Goal of the exercise – Repeat every record below exactly, omitting any pictures.

(Extracts from a graphics dataset)
-- start --

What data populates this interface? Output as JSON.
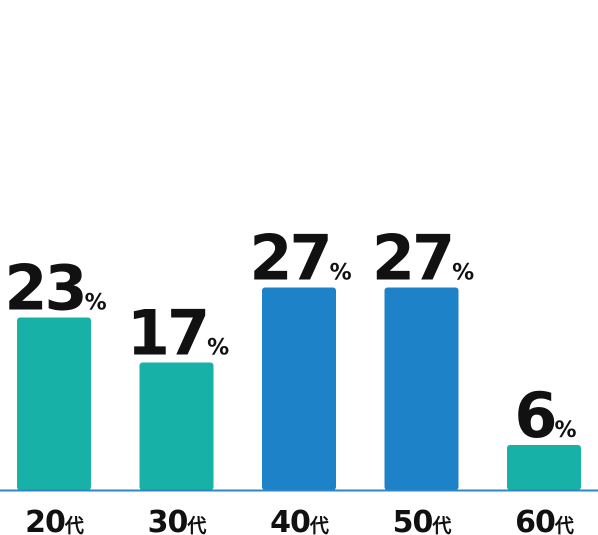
{
  "chart_data": {
    "type": "bar",
    "categories": [
      "20代",
      "30代",
      "40代",
      "50代",
      "60代"
    ],
    "values": [
      23,
      17,
      27,
      27,
      6
    ],
    "value_labels": [
      "23%",
      "17%",
      "27%",
      "27%",
      "6%"
    ],
    "colors": [
      "#17b1a8",
      "#17b1a8",
      "#1d82c7",
      "#1d82c7",
      "#17b1a8"
    ],
    "axis_color": "#2f86c6"
  }
}
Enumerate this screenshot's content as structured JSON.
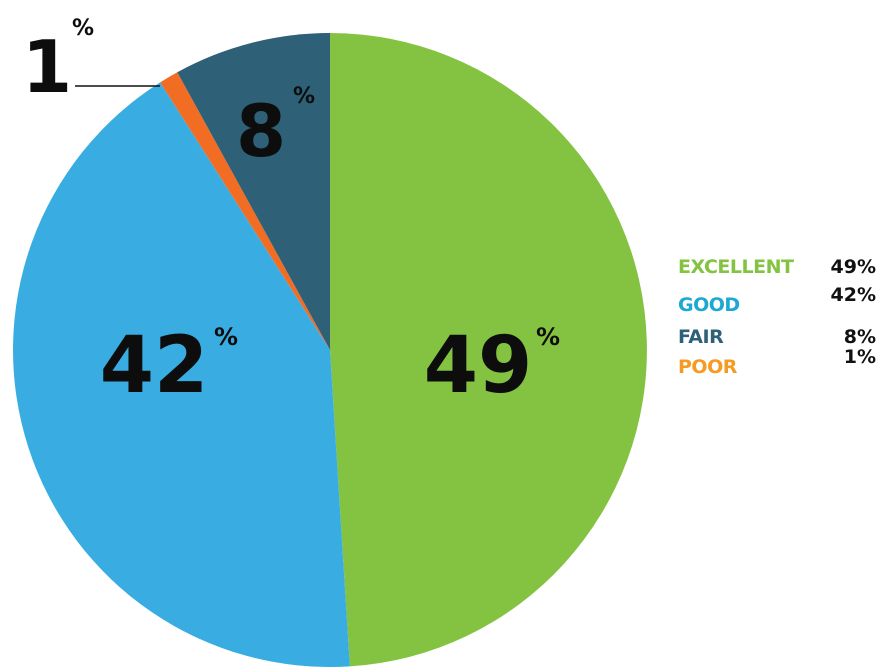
{
  "chart_data": {
    "type": "pie",
    "start_angle_deg": 0,
    "direction": "clockwise",
    "series": [
      {
        "name": "EXCELLENT",
        "value": 49,
        "label": "49%",
        "number": "49",
        "color": "#84c341"
      },
      {
        "name": "GOOD",
        "value": 42,
        "label": "42%",
        "number": "42",
        "color": "#39ade2"
      },
      {
        "name": "POOR",
        "value": 1,
        "label": "1%",
        "number": "1",
        "color": "#f26d24"
      },
      {
        "name": "FAIR",
        "value": 8,
        "label": "8%",
        "number": "8",
        "color": "#2e6077"
      }
    ],
    "percent_sign": "%",
    "legend": {
      "placement": "right",
      "items": [
        {
          "name": "EXCELLENT",
          "value_label": "49%",
          "color": "#84c341"
        },
        {
          "name": "GOOD",
          "value_label": "42%",
          "color": "#1ba8d4"
        },
        {
          "name": "FAIR",
          "value_label": "8%",
          "color": "#2e6077"
        },
        {
          "name": "POOR",
          "value_label": "1%",
          "color": "#f59a23"
        }
      ]
    }
  }
}
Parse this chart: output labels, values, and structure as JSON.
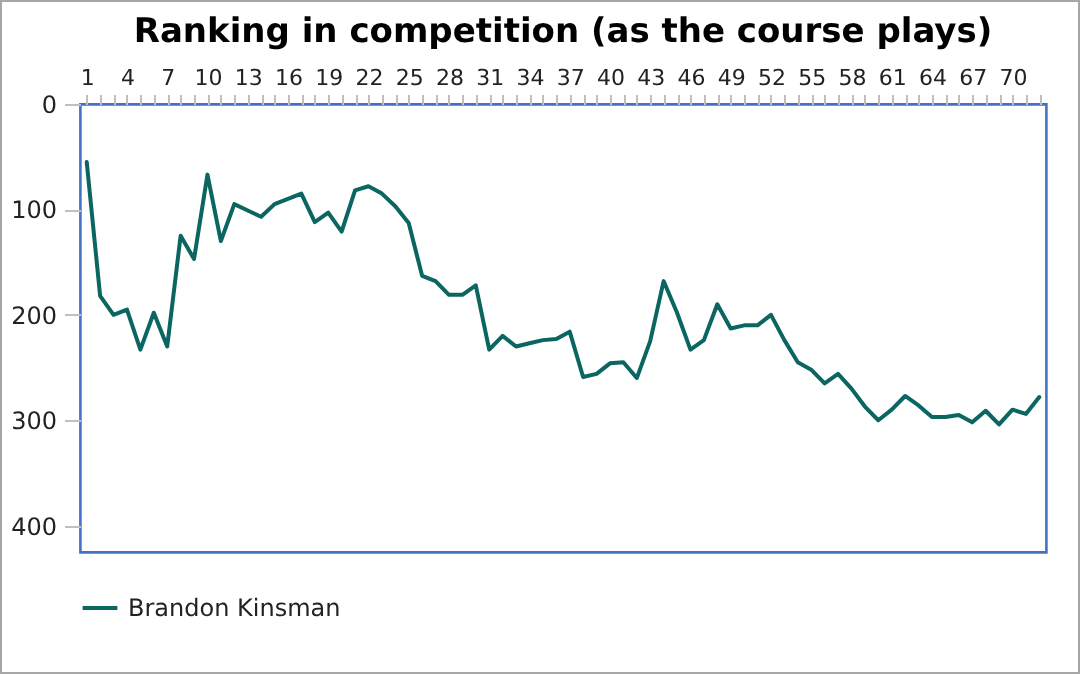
{
  "chart_data": {
    "type": "line",
    "title": "Ranking in competition (as the course plays)",
    "x": [
      1,
      2,
      3,
      4,
      5,
      6,
      7,
      8,
      9,
      10,
      11,
      12,
      13,
      14,
      15,
      16,
      17,
      18,
      19,
      20,
      21,
      22,
      23,
      24,
      25,
      26,
      27,
      28,
      29,
      30,
      31,
      32,
      33,
      34,
      35,
      36,
      37,
      38,
      39,
      40,
      41,
      42,
      43,
      44,
      45,
      46,
      47,
      48,
      49,
      50,
      51,
      52,
      53,
      54,
      55,
      56,
      57,
      58,
      59,
      60,
      61,
      62,
      63,
      64,
      65,
      66,
      67,
      68,
      69,
      70,
      71,
      72
    ],
    "series": [
      {
        "name": "Brandon Kinsman",
        "color": "#0b6561",
        "values": [
          55,
          182,
          200,
          195,
          233,
          198,
          230,
          125,
          147,
          67,
          130,
          95,
          101,
          107,
          95,
          90,
          85,
          112,
          103,
          121,
          82,
          78,
          85,
          97,
          113,
          163,
          168,
          181,
          181,
          172,
          233,
          220,
          230,
          227,
          224,
          223,
          216,
          259,
          256,
          246,
          245,
          260,
          225,
          168,
          198,
          233,
          224,
          190,
          213,
          210,
          210,
          200,
          224,
          245,
          252,
          265,
          256,
          270,
          287,
          300,
          290,
          277,
          286,
          297,
          297,
          295,
          302,
          291,
          304,
          290,
          294,
          278
        ]
      }
    ],
    "xlim": [
      0.5,
      72.5
    ],
    "xticks": [
      1,
      {
        "value": 2,
        "label": null
      },
      {
        "value": 3,
        "label": null
      },
      4,
      {
        "value": 5,
        "label": null
      },
      {
        "value": 6,
        "label": null
      },
      7,
      {
        "value": 8,
        "label": null
      },
      {
        "value": 9,
        "label": null
      },
      10,
      {
        "value": 11,
        "label": null
      },
      {
        "value": 12,
        "label": null
      },
      13,
      {
        "value": 14,
        "label": null
      },
      {
        "value": 15,
        "label": null
      },
      16,
      {
        "value": 17,
        "label": null
      },
      {
        "value": 18,
        "label": null
      },
      19,
      {
        "value": 20,
        "label": null
      },
      {
        "value": 21,
        "label": null
      },
      22,
      {
        "value": 23,
        "label": null
      },
      {
        "value": 24,
        "label": null
      },
      25,
      {
        "value": 26,
        "label": null
      },
      {
        "value": 27,
        "label": null
      },
      28,
      {
        "value": 29,
        "label": null
      },
      {
        "value": 30,
        "label": null
      },
      31,
      {
        "value": 32,
        "label": null
      },
      {
        "value": 33,
        "label": null
      },
      34,
      {
        "value": 35,
        "label": null
      },
      {
        "value": 36,
        "label": null
      },
      37,
      {
        "value": 38,
        "label": null
      },
      {
        "value": 39,
        "label": null
      },
      40,
      {
        "value": 41,
        "label": null
      },
      {
        "value": 42,
        "label": null
      },
      43,
      {
        "value": 44,
        "label": null
      },
      {
        "value": 45,
        "label": null
      },
      46,
      {
        "value": 47,
        "label": null
      },
      {
        "value": 48,
        "label": null
      },
      49,
      {
        "value": 50,
        "label": null
      },
      {
        "value": 51,
        "label": null
      },
      52,
      {
        "value": 53,
        "label": null
      },
      {
        "value": 54,
        "label": null
      },
      55,
      {
        "value": 56,
        "label": null
      },
      {
        "value": 57,
        "label": null
      },
      58,
      {
        "value": 59,
        "label": null
      },
      {
        "value": 60,
        "label": null
      },
      61,
      {
        "value": 62,
        "label": null
      },
      {
        "value": 63,
        "label": null
      },
      64,
      {
        "value": 65,
        "label": null
      },
      {
        "value": 66,
        "label": null
      },
      67,
      {
        "value": 68,
        "label": null
      },
      {
        "value": 69,
        "label": null
      },
      70,
      {
        "value": 71,
        "label": null
      },
      {
        "value": 72,
        "label": null
      }
    ],
    "ylim": [
      425,
      0
    ],
    "yticks": [
      0,
      100,
      200,
      300,
      400
    ],
    "grid": false,
    "legend": "bottom",
    "marker": "none",
    "line_style": "solid"
  }
}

-- end --

Result –
What data populates this interface? Output as JSON.
{
  "chart_data": {
    "type": "bar",
    "categories": [
      "20代",
      "30代",
      "40代",
      "50代",
      "60代"
    ],
    "values": [
      23,
      17,
      27,
      27,
      6
    ],
    "value_labels": [
      "23%",
      "17%",
      "27%",
      "27%",
      "6%"
    ],
    "colors": [
      "#17b1a8",
      "#17b1a8",
      "#1d82c7",
      "#1d82c7",
      "#17b1a8"
    ],
    "axis_color": "#2f86c6"
  }
}
Enumerate this screenshot's content as structured JSON.
{
  "chart_data": {
    "type": "pie",
    "start_angle_deg": 0,
    "direction": "clockwise",
    "series": [
      {
        "name": "EXCELLENT",
        "value": 49,
        "label": "49%",
        "number": "49",
        "color": "#84c341"
      },
      {
        "name": "GOOD",
        "value": 42,
        "label": "42%",
        "number": "42",
        "color": "#39ade2"
      },
      {
        "name": "POOR",
        "value": 1,
        "label": "1%",
        "number": "1",
        "color": "#f26d24"
      },
      {
        "name": "FAIR",
        "value": 8,
        "label": "8%",
        "number": "8",
        "color": "#2e6077"
      }
    ],
    "percent_sign": "%",
    "legend": {
      "placement": "right",
      "items": [
        {
          "name": "EXCELLENT",
          "value_label": "49%",
          "color": "#84c341"
        },
        {
          "name": "GOOD",
          "value_label": "42%",
          "color": "#1ba8d4"
        },
        {
          "name": "FAIR",
          "value_label": "8%",
          "color": "#2e6077"
        },
        {
          "name": "POOR",
          "value_label": "1%",
          "color": "#f59a23"
        }
      ]
    }
  }
}
Parse this chart: output labels, values, and structure as JSON.
{
  "chart_data": {
    "type": "line",
    "title": "Ranking in competition (as the course plays)",
    "x": [
      1,
      2,
      3,
      4,
      5,
      6,
      7,
      8,
      9,
      10,
      11,
      12,
      13,
      14,
      15,
      16,
      17,
      18,
      19,
      20,
      21,
      22,
      23,
      24,
      25,
      26,
      27,
      28,
      29,
      30,
      31,
      32,
      33,
      34,
      35,
      36,
      37,
      38,
      39,
      40,
      41,
      42,
      43,
      44,
      45,
      46,
      47,
      48,
      49,
      50,
      51,
      52,
      53,
      54,
      55,
      56,
      57,
      58,
      59,
      60,
      61,
      62,
      63,
      64,
      65,
      66,
      67,
      68,
      69,
      70,
      71,
      72
    ],
    "series": [
      {
        "name": "Brandon Kinsman",
        "color": "#0b6561",
        "values": [
          55,
          182,
          200,
          195,
          233,
          198,
          230,
          125,
          147,
          67,
          130,
          95,
          101,
          107,
          95,
          90,
          85,
          112,
          103,
          121,
          82,
          78,
          85,
          97,
          113,
          163,
          168,
          181,
          181,
          172,
          233,
          220,
          230,
          227,
          224,
          223,
          216,
          259,
          256,
          246,
          245,
          260,
          225,
          168,
          198,
          233,
          224,
          190,
          213,
          210,
          210,
          200,
          224,
          245,
          252,
          265,
          256,
          270,
          287,
          300,
          290,
          277,
          286,
          297,
          297,
          295,
          302,
          291,
          304,
          290,
          294,
          278
        ]
      }
    ],
    "xlim": [
      0.5,
      72.5
    ],
    "xticks": [
      1,
      {
        "value": 2,
        "label": null
      },
      {
        "value": 3,
        "label": null
      },
      4,
      {
        "value": 5,
        "label": null
      },
      {
        "value": 6,
        "label": null
      },
      7,
      {
        "value": 8,
        "label": null
      },
      {
        "value": 9,
        "label": null
      },
      10,
      {
        "value": 11,
        "label": null
      },
      {
        "value": 12,
        "label": null
      },
      13,
      {
        "value": 14,
        "label": null
      },
      {
        "value": 15,
        "label": null
      },
      16,
      {
        "value": 17,
        "label": null
      },
      {
        "value": 18,
        "label": null
      },
      19,
      {
        "value": 20,
        "label": null
      },
      {
        "value": 21,
        "label": null
      },
      22,
      {
        "value": 23,
        "label": null
      },
      {
        "value": 24,
        "label": null
      },
      25,
      {
        "value": 26,
        "label": null
      },
      {
        "value": 27,
        "label": null
      },
      28,
      {
        "value": 29,
        "label": null
      },
      {
        "value": 30,
        "label": null
      },
      31,
      {
        "value": 32,
        "label": null
      },
      {
        "value": 33,
        "label": null
      },
      34,
      {
        "value": 35,
        "label": null
      },
      {
        "value": 36,
        "label": null
      },
      37,
      {
        "value": 38,
        "label": null
      },
      {
        "value": 39,
        "label": null
      },
      40,
      {
        "value": 41,
        "label": null
      },
      {
        "value": 42,
        "label": null
      },
      43,
      {
        "value": 44,
        "label": null
      },
      {
        "value": 45,
        "label": null
      },
      46,
      {
        "value": 47,
        "label": null
      },
      {
        "value": 48,
        "label": null
      },
      49,
      {
        "value": 50,
        "label": null
      },
      {
        "value": 51,
        "label": null
      },
      52,
      {
        "value": 53,
        "label": null
      },
      {
        "value": 54,
        "label": null
      },
      55,
      {
        "value": 56,
        "label": null
      },
      {
        "value": 57,
        "label": null
      },
      58,
      {
        "value": 59,
        "label": null
      },
      {
        "value": 60,
        "label": null
      },
      61,
      {
        "value": 62,
        "label": null
      },
      {
        "value": 63,
        "label": null
      },
      64,
      {
        "value": 65,
        "label": null
      },
      {
        "value": 66,
        "label": null
      },
      67,
      {
        "value": 68,
        "label": null
      },
      {
        "value": 69,
        "label": null
      },
      70,
      {
        "value": 71,
        "label": null
      },
      {
        "value": 72,
        "label": null
      }
    ],
    "ylim": [
      425,
      0
    ],
    "yticks": [
      0,
      100,
      200,
      300,
      400
    ],
    "grid": false,
    "legend": "bottom",
    "marker": "none",
    "line_style": "solid"
  }
}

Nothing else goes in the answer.